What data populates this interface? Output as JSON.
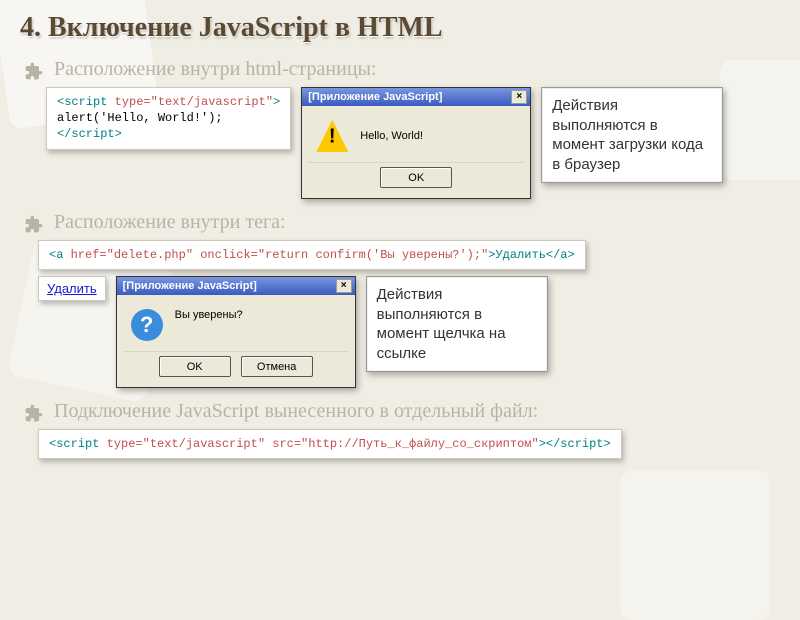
{
  "title": "4. Включение JavaScript в HTML",
  "bullets": {
    "a": "Расположение внутри html-страницы:",
    "b": "Расположение внутри тега:",
    "c": "Подключение JavaScript вынесенного в отдельный файл:"
  },
  "code": {
    "a_line1_open": "<script ",
    "a_line1_attr": "type=\"text/javascript\"",
    "a_line1_close": ">",
    "a_line2": "alert('Hello, World!');",
    "a_line3": "</script>",
    "b_line_open": "<a ",
    "b_line_attr": "href=\"delete.php\" onclick=\"return confirm('Вы уверены?');\"",
    "b_line_mid": ">Удалить<",
    "b_line_close": "/a>",
    "c_line_open": "<script ",
    "c_line_attr": "type=\"text/javascript\" src=\"http://Путь_к_файлу_со_скриптом\"",
    "c_line_mid": "><",
    "c_line_close": "/script>"
  },
  "dialog1": {
    "title": "[Приложение JavaScript]",
    "msg": "Hello, World!",
    "ok": "OK"
  },
  "dialog2": {
    "title": "[Приложение JavaScript]",
    "msg": "Вы уверены?",
    "ok": "OK",
    "cancel": "Отмена"
  },
  "notes": {
    "n1": "Действия выполняются в момент загрузки кода в браузер",
    "n2": "Действия выполняются в момент щелчка на ссылке"
  },
  "link_preview": "Удалить"
}
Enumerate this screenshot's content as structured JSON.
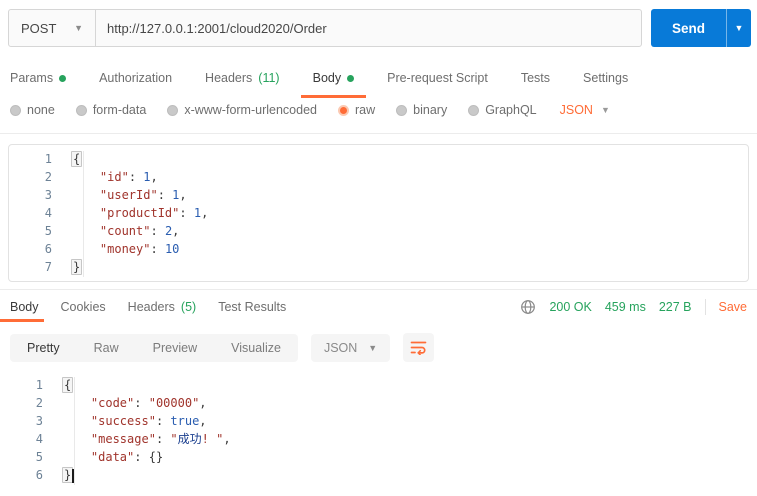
{
  "colors": {
    "accent_orange": "#ff6c37",
    "status_green": "#27a35d",
    "send_blue": "#087ad8",
    "code_key": "#a0342c",
    "code_value": "#2a5db0"
  },
  "request_bar": {
    "method": "POST",
    "url": "http://127.0.0.1:2001/cloud2020/Order",
    "send_label": "Send"
  },
  "request_tabs": {
    "items": [
      {
        "label": "Params"
      },
      {
        "label": "Authorization"
      },
      {
        "label": "Headers",
        "count": "(11)"
      },
      {
        "label": "Body"
      },
      {
        "label": "Pre-request Script"
      },
      {
        "label": "Tests"
      },
      {
        "label": "Settings"
      }
    ]
  },
  "body_type": {
    "options": [
      {
        "label": "none"
      },
      {
        "label": "form-data"
      },
      {
        "label": "x-www-form-urlencoded"
      },
      {
        "label": "raw"
      },
      {
        "label": "binary"
      },
      {
        "label": "GraphQL"
      }
    ],
    "language": "JSON"
  },
  "request_editor": {
    "lines": [
      {
        "n": "1",
        "toks": [
          [
            "brk",
            "{"
          ]
        ]
      },
      {
        "n": "2",
        "toks": [
          [
            "pun",
            "    "
          ],
          [
            "key",
            "\"id\""
          ],
          [
            "pun",
            ": "
          ],
          [
            "num",
            "1"
          ],
          [
            "pun",
            ","
          ]
        ]
      },
      {
        "n": "3",
        "toks": [
          [
            "pun",
            "    "
          ],
          [
            "key",
            "\"userId\""
          ],
          [
            "pun",
            ": "
          ],
          [
            "num",
            "1"
          ],
          [
            "pun",
            ","
          ]
        ]
      },
      {
        "n": "4",
        "toks": [
          [
            "pun",
            "    "
          ],
          [
            "key",
            "\"productId\""
          ],
          [
            "pun",
            ": "
          ],
          [
            "num",
            "1"
          ],
          [
            "pun",
            ","
          ]
        ]
      },
      {
        "n": "5",
        "toks": [
          [
            "pun",
            "    "
          ],
          [
            "key",
            "\"count\""
          ],
          [
            "pun",
            ": "
          ],
          [
            "num",
            "2"
          ],
          [
            "pun",
            ","
          ]
        ]
      },
      {
        "n": "6",
        "toks": [
          [
            "pun",
            "    "
          ],
          [
            "key",
            "\"money\""
          ],
          [
            "pun",
            ": "
          ],
          [
            "num",
            "10"
          ]
        ]
      },
      {
        "n": "7",
        "toks": [
          [
            "brk",
            "}"
          ]
        ]
      }
    ]
  },
  "response_bar": {
    "tabs": [
      {
        "label": "Body"
      },
      {
        "label": "Cookies"
      },
      {
        "label": "Headers",
        "count": "(5)"
      },
      {
        "label": "Test Results"
      }
    ],
    "status": "200 OK",
    "time": "459 ms",
    "size": "227 B",
    "save_label": "Save"
  },
  "response_toolbar": {
    "views": [
      {
        "label": "Pretty"
      },
      {
        "label": "Raw"
      },
      {
        "label": "Preview"
      },
      {
        "label": "Visualize"
      }
    ],
    "language": "JSON"
  },
  "response_editor": {
    "lines": [
      {
        "n": "1",
        "toks": [
          [
            "brk",
            "{"
          ]
        ]
      },
      {
        "n": "2",
        "toks": [
          [
            "pun",
            "    "
          ],
          [
            "key",
            "\"code\""
          ],
          [
            "pun",
            ": "
          ],
          [
            "str",
            "\"00000\""
          ],
          [
            "pun",
            ","
          ]
        ]
      },
      {
        "n": "3",
        "toks": [
          [
            "pun",
            "    "
          ],
          [
            "key",
            "\"success\""
          ],
          [
            "pun",
            ": "
          ],
          [
            "bool",
            "true"
          ],
          [
            "pun",
            ","
          ]
        ]
      },
      {
        "n": "4",
        "toks": [
          [
            "pun",
            "    "
          ],
          [
            "key",
            "\"message\""
          ],
          [
            "pun",
            ": "
          ],
          [
            "str",
            "\""
          ],
          [
            "cjk",
            "成功"
          ],
          [
            "str",
            "! \""
          ],
          [
            "pun",
            ","
          ]
        ]
      },
      {
        "n": "5",
        "toks": [
          [
            "pun",
            "    "
          ],
          [
            "key",
            "\"data\""
          ],
          [
            "pun",
            ": "
          ],
          [
            "pun",
            "{}"
          ]
        ]
      },
      {
        "n": "6",
        "toks": [
          [
            "brk",
            "}"
          ]
        ],
        "cursor": true
      }
    ]
  }
}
▬▬▬
• **To do**
Copy every line of the data word for word, omitting the images.

• **Final result**
What data populates this interface? Output as JSON.
{
  "title": "4. Включение JavaScript в HTML",
  "bullets": {
    "a": "Расположение внутри html-страницы:",
    "b": "Расположение внутри тега:",
    "c": "Подключение JavaScript вынесенного в отдельный файл:"
  },
  "code": {
    "a_line1_open": "<script ",
    "a_line1_attr": "type=\"text/javascript\"",
    "a_line1_close": ">",
    "a_line2": "alert('Hello, World!');",
    "a_line3": "</script>",
    "b_line_open": "<a ",
    "b_line_attr": "href=\"delete.php\" onclick=\"return confirm('Вы уверены?');\"",
    "b_line_mid": ">Удалить<",
    "b_line_close": "/a>",
    "c_line_open": "<script ",
    "c_line_attr": "type=\"text/javascript\" src=\"http://Путь_к_файлу_со_скриптом\"",
    "c_line_mid": "><",
    "c_line_close": "/script>"
  },
  "dialog1": {
    "title": "[Приложение JavaScript]",
    "msg": "Hello, World!",
    "ok": "OK"
  },
  "dialog2": {
    "title": "[Приложение JavaScript]",
    "msg": "Вы уверены?",
    "ok": "OK",
    "cancel": "Отмена"
  },
  "notes": {
    "n1": "Действия выполняются в момент загрузки кода в браузер",
    "n2": "Действия выполняются в момент щелчка на ссылке"
  },
  "link_preview": "Удалить"
}
Enumerate this screenshot's content as structured JSON.
{
  "colors": {
    "accent_orange": "#ff6c37",
    "status_green": "#27a35d",
    "send_blue": "#087ad8",
    "code_key": "#a0342c",
    "code_value": "#2a5db0"
  },
  "request_bar": {
    "method": "POST",
    "url": "http://127.0.0.1:2001/cloud2020/Order",
    "send_label": "Send"
  },
  "request_tabs": {
    "items": [
      {
        "label": "Params"
      },
      {
        "label": "Authorization"
      },
      {
        "label": "Headers",
        "count": "(11)"
      },
      {
        "label": "Body"
      },
      {
        "label": "Pre-request Script"
      },
      {
        "label": "Tests"
      },
      {
        "label": "Settings"
      }
    ]
  },
  "body_type": {
    "options": [
      {
        "label": "none"
      },
      {
        "label": "form-data"
      },
      {
        "label": "x-www-form-urlencoded"
      },
      {
        "label": "raw"
      },
      {
        "label": "binary"
      },
      {
        "label": "GraphQL"
      }
    ],
    "language": "JSON"
  },
  "request_editor": {
    "lines": [
      {
        "n": "1",
        "toks": [
          [
            "brk",
            "{"
          ]
        ]
      },
      {
        "n": "2",
        "toks": [
          [
            "pun",
            "    "
          ],
          [
            "key",
            "\"id\""
          ],
          [
            "pun",
            ": "
          ],
          [
            "num",
            "1"
          ],
          [
            "pun",
            ","
          ]
        ]
      },
      {
        "n": "3",
        "toks": [
          [
            "pun",
            "    "
          ],
          [
            "key",
            "\"userId\""
          ],
          [
            "pun",
            ": "
          ],
          [
            "num",
            "1"
          ],
          [
            "pun",
            ","
          ]
        ]
      },
      {
        "n": "4",
        "toks": [
          [
            "pun",
            "    "
          ],
          [
            "key",
            "\"productId\""
          ],
          [
            "pun",
            ": "
          ],
          [
            "num",
            "1"
          ],
          [
            "pun",
            ","
          ]
        ]
      },
      {
        "n": "5",
        "toks": [
          [
            "pun",
            "    "
          ],
          [
            "key",
            "\"count\""
          ],
          [
            "pun",
            ": "
          ],
          [
            "num",
            "2"
          ],
          [
            "pun",
            ","
          ]
        ]
      },
      {
        "n": "6",
        "toks": [
          [
            "pun",
            "    "
          ],
          [
            "key",
            "\"money\""
          ],
          [
            "pun",
            ": "
          ],
          [
            "num",
            "10"
          ]
        ]
      },
      {
        "n": "7",
        "toks": [
          [
            "brk",
            "}"
          ]
        ]
      }
    ]
  },
  "response_bar": {
    "tabs": [
      {
        "label": "Body"
      },
      {
        "label": "Cookies"
      },
      {
        "label": "Headers",
        "count": "(5)"
      },
      {
        "label": "Test Results"
      }
    ],
    "status": "200 OK",
    "time": "459 ms",
    "size": "227 B",
    "save_label": "Save"
  },
  "response_toolbar": {
    "views": [
      {
        "label": "Pretty"
      },
      {
        "label": "Raw"
      },
      {
        "label": "Preview"
      },
      {
        "label": "Visualize"
      }
    ],
    "language": "JSON"
  },
  "response_editor": {
    "lines": [
      {
        "n": "1",
        "toks": [
          [
            "brk",
            "{"
          ]
        ]
      },
      {
        "n": "2",
        "toks": [
          [
            "pun",
            "    "
          ],
          [
            "key",
            "\"code\""
          ],
          [
            "pun",
            ": "
          ],
          [
            "str",
            "\"00000\""
          ],
          [
            "pun",
            ","
          ]
        ]
      },
      {
        "n": "3",
        "toks": [
          [
            "pun",
            "    "
          ],
          [
            "key",
            "\"success\""
          ],
          [
            "pun",
            ": "
          ],
          [
            "bool",
            "true"
          ],
          [
            "pun",
            ","
          ]
        ]
      },
      {
        "n": "4",
        "toks": [
          [
            "pun",
            "    "
          ],
          [
            "key",
            "\"message\""
          ],
          [
            "pun",
            ": "
          ],
          [
            "str",
            "\""
          ],
          [
            "cjk",
            "成功"
          ],
          [
            "str",
            "! \""
          ],
          [
            "pun",
            ","
          ]
        ]
      },
      {
        "n": "5",
        "toks": [
          [
            "pun",
            "    "
          ],
          [
            "key",
            "\"data\""
          ],
          [
            "pun",
            ": "
          ],
          [
            "pun",
            "{}"
          ]
        ]
      },
      {
        "n": "6",
        "toks": [
          [
            "brk",
            "}"
          ]
        ],
        "cursor": true
      }
    ]
  }
}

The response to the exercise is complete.